[start RECORD LIST]

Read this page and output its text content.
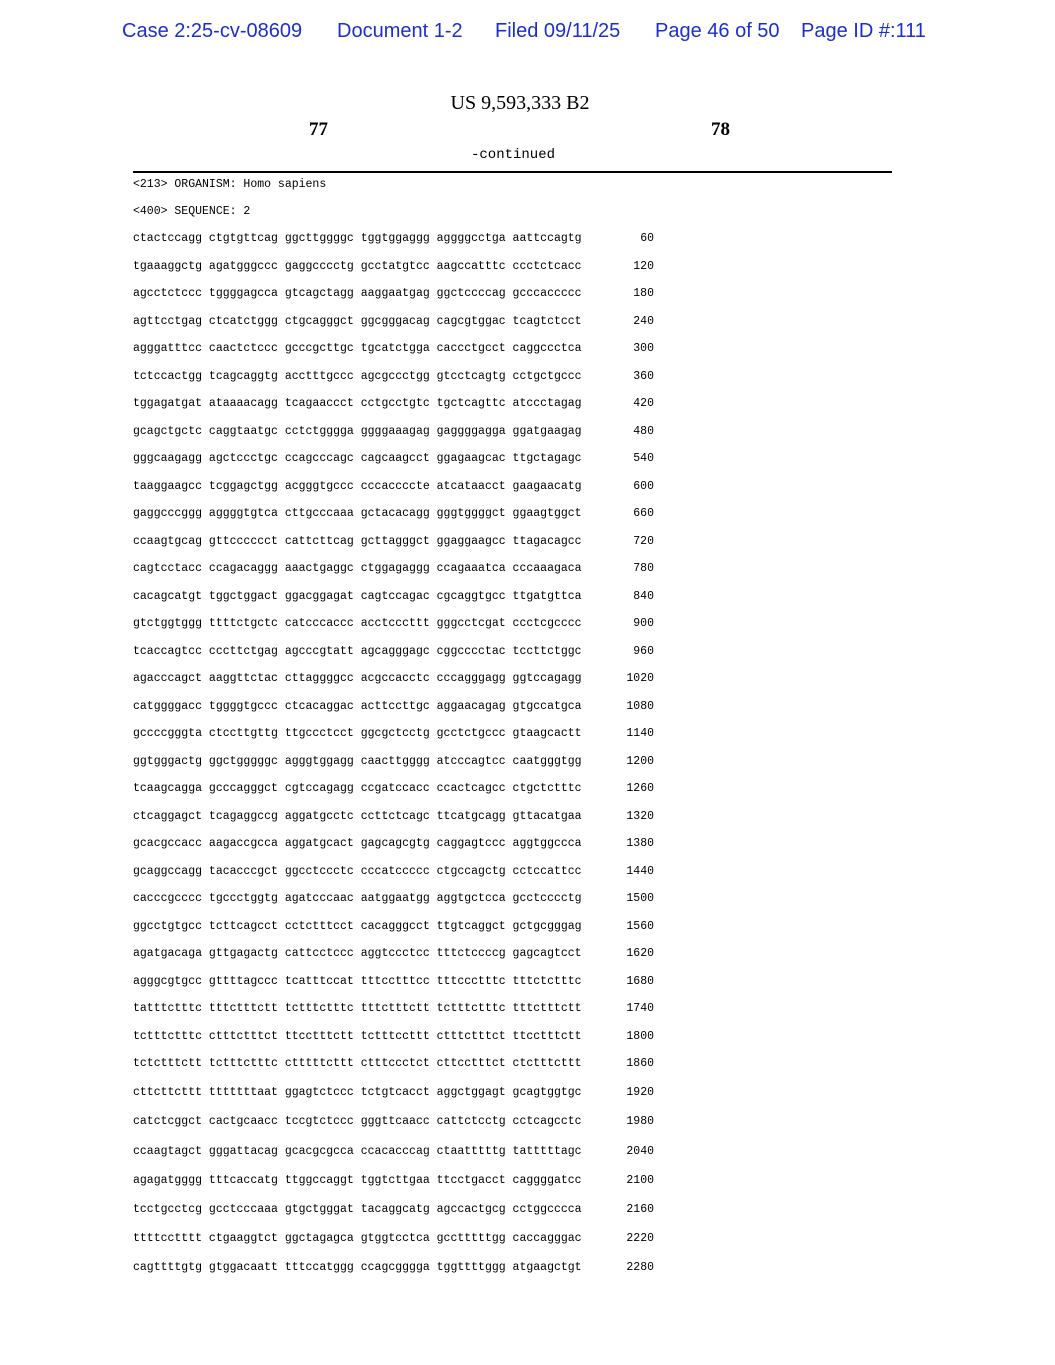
Case 2:25-cv-08609 Document 1-2 Filed 09/11/25 Page 46 of 50 Page ID #:111
US 9,593,333 B2
77	78
-continued
<213> ORGANISM: Homo sapiens
<400> SEQUENCE: 2
ctactccagg ctgtgttcag ggcttggggc tggtggaggg aggggcctga aattccagtg	60
tgaaaggctg agatgggccc gaggcccctg gcctatgtcc aagccatttc ccctctcacc	120
agcctctccc tggggagcca gtcagctagg aaggaatgag ggctccccag gcccaccccc	180
agttcctgag ctcatctggg ctgcagggct ggcgggacag cagcgtggac tcagtctcct	240
agggatttcc caactctccc gcccgcttgc tgcatctgga caccctgcct caggccctca	300
tctccactgg tcagcaggtg acctttgccc agcgccctgg gtcctcagtg cctgctgccc	360
tggagatgat ataaaacagg tcagaaccct cctgcctgtc tgctcagttc atccctagag	420
gcagctgctc caggtaatgc cctctgggga ggggaaagag gaggggagga ggatgaagag	480
gggcaagagg agctccctgc ccagcccagc cagcaagcct ggagaagcac ttgctagagc	540
taaggaagcc tcggagctgg acgggtgccc cccaccccte atcataacct gaagaacatg	600
gaggcccggg aggggtgtca cttgcccaaa gctacacagg gggtggggct ggaagtggct	660
ccaagtgcag gttcccccct cattcttcag gcttagggct ggaggaagcc ttagacagcc	720
cagtcctacc ccagacaggg aaactgaggc ctggagaggg ccagaaatca cccaaagaca	780
cacagcatgt tggctggact ggacggagat cagtccagac cgcaggtgcc ttgatgttca	840
gtctggtggg ttttctgctc catcccaccc acctcccttt gggcctcgat ccctcgcccc	900
tcaccagtcc cccttctgag agcccgtatt agcagggagc cggcccctac tccttctggc	960
agacccagct aaggttctac cttaggggcc acgccacctc cccagggagg ggtccagagg	1020
catggggacc tggggtgccc ctcacaggac acttccttgc aggaacagag gtgccatgca	1080
gccccgggta ctccttgttg ttgccctcct ggcgctcctg gcctctgccc gtaagcactt	1140
ggtgggactg ggctgggggc agggtggagg caacttgggg atcccagtcc caatgggtgg	1200
tcaagcagga gcccagggct cgtccagagg ccgatccacc ccactcagcc ctgctctttc	1260
ctcaggagct tcagaggccg aggatgcctc ccttctcagc ttcatgcagg gttacatgaa	1320
gcacgccacc aagaccgcca aggatgcact gagcagcgtg caggagtccc aggtggccca	1380
gcaggccagg tacacccgct ggcctccctc cccatccccc ctgccagctg cctccattcc	1440
cacccgcccc tgccctggtg agatcccaac aatggaatgg aggtgctcca gcctcccctg	1500
ggcctgtgcc tcttcagcct cctctttcct cacagggcct ttgtcaggct gctgcgggag	1560
agatgacaga gttgagactg cattcctccc aggtccctcc tttctccccg gagcagtcct	1620
agggcgtgcc gttttagccc tcatttccat tttcctttcc tttccctttc tttctctttc	1680
tatttctttc tttctttctt tctttctttc tttctttctt tctttctttc tttctttctt	1740
tctttctttc ctttctttct ttcctttctt tctttccttt ctttctttct ttcctttctt	1800
tctctttctt tctttctttc ctttttcttt ctttccctct cttcctttct ctctttcttt	1860
cttcttcttt tttttttaat ggagtctccc tctgtcacct aggctggagt gcagtggtgc	1920
catctcggct cactgcaacc tccgtctccc gggttcaacc cattctcctg cctcagcctc	1980
ccaagtagct gggattacag gcacgcgcca ccacacccag ctaatttttg tatttttagc	2040
agagatgggg tttcaccatg ttggccaggt tggtcttgaa ttcctgacct caggggatcc	2100
tcctgcctcg gcctcccaaa gtgctgggat tacaggcatg agccactgcg cctggcccca	2160
ttttcctttt ctgaaggtct ggctagagca gtggtcctca gcctttttgg caccagggac	2220
cagttttgtg gtggacaatt tttccatggg ccagcgggga tggttttggg atgaagctgt	2280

[end RECORD LIST]

| GOAL |
Transcribe the full listing character for character. Pictures are excluded.

| SOLUTION FOR THIS TASK |
Read this page and output its text content.
Case 2:25-cv-08609 Document 1-2 Filed 09/11/25 Page 46 of 50 Page ID #:111
US 9,593,333 B2
77	78
-continued
<213> ORGANISM: Homo sapiens
<400> SEQUENCE: 2
ctactccagg ctgtgttcag ggcttggggc tggtggaggg aggggcctga aattccagtg	60
tgaaaggctg agatgggccc gaggcccctg gcctatgtcc aagccatttc ccctctcacc	120
agcctctccc tggggagcca gtcagctagg aaggaatgag ggctccccag gcccaccccc	180
agttcctgag ctcatctggg ctgcagggct ggcgggacag cagcgtggac tcagtctcct	240
agggatttcc caactctccc gcccgcttgc tgcatctgga caccctgcct caggccctca	300
tctccactgg tcagcaggtg acctttgccc agcgccctgg gtcctcagtg cctgctgccc	360
tggagatgat ataaaacagg tcagaaccct cctgcctgtc tgctcagttc atccctagag	420
gcagctgctc caggtaatgc cctctgggga ggggaaagag gaggggagga ggatgaagag	480
gggcaagagg agctccctgc ccagcccagc cagcaagcct ggagaagcac ttgctagagc	540
taaggaagcc tcggagctgg acgggtgccc cccaccccte atcataacct gaagaacatg	600
gaggcccggg aggggtgtca cttgcccaaa gctacacagg gggtggggct ggaagtggct	660
ccaagtgcag gttcccccct cattcttcag gcttagggct ggaggaagcc ttagacagcc	720
cagtcctacc ccagacaggg aaactgaggc ctggagaggg ccagaaatca cccaaagaca	780
cacagcatgt tggctggact ggacggagat cagtccagac cgcaggtgcc ttgatgttca	840
gtctggtggg ttttctgctc catcccaccc acctcccttt gggcctcgat ccctcgcccc	900
tcaccagtcc cccttctgag agcccgtatt agcagggagc cggcccctac tccttctggc	960
agacccagct aaggttctac cttaggggcc acgccacctc cccagggagg ggtccagagg	1020
catggggacc tggggtgccc ctcacaggac acttccttgc aggaacagag gtgccatgca	1080
gccccgggta ctccttgttg ttgccctcct ggcgctcctg gcctctgccc gtaagcactt	1140
ggtgggactg ggctgggggc agggtggagg caacttgggg atcccagtcc caatgggtgg	1200
tcaagcagga gcccagggct cgtccagagg ccgatccacc ccactcagcc ctgctctttc	1260
ctcaggagct tcagaggccg aggatgcctc ccttctcagc ttcatgcagg gttacatgaa	1320
gcacgccacc aagaccgcca aggatgcact gagcagcgtg caggagtccc aggtggccca	1380
gcaggccagg tacacccgct ggcctccctc cccatccccc ctgccagctg cctccattcc	1440
cacccgcccc tgccctggtg agatcccaac aatggaatgg aggtgctcca gcctcccctg	1500
ggcctgtgcc tcttcagcct cctctttcct cacagggcct ttgtcaggct gctgcgggag	1560
agatgacaga gttgagactg cattcctccc aggtccctcc tttctccccg gagcagtcct	1620
agggcgtgcc gttttagccc tcatttccat tttcctttcc tttccctttc tttctctttc	1680
tatttctttc tttctttctt tctttctttc tttctttctt tctttctttc tttctttctt	1740
tctttctttc ctttctttct ttcctttctt tctttccttt ctttctttct ttcctttctt	1800
tctctttctt tctttctttc ctttttcttt ctttccctct cttcctttct ctctttcttt	1860
cttcttcttt tttttttaat ggagtctccc tctgtcacct aggctggagt gcagtggtgc	1920
catctcggct cactgcaacc tccgtctccc gggttcaacc cattctcctg cctcagcctc	1980
ccaagtagct gggattacag gcacgcgcca ccacacccag ctaatttttg tatttttagc	2040
agagatgggg tttcaccatg ttggccaggt tggtcttgaa ttcctgacct caggggatcc	2100
tcctgcctcg gcctcccaaa gtgctgggat tacaggcatg agccactgcg cctggcccca	2160
ttttcctttt ctgaaggtct ggctagagca gtggtcctca gcctttttgg caccagggac	2220
cagttttgtg gtggacaatt tttccatggg ccagcgggga tggttttggg atgaagctgt	2280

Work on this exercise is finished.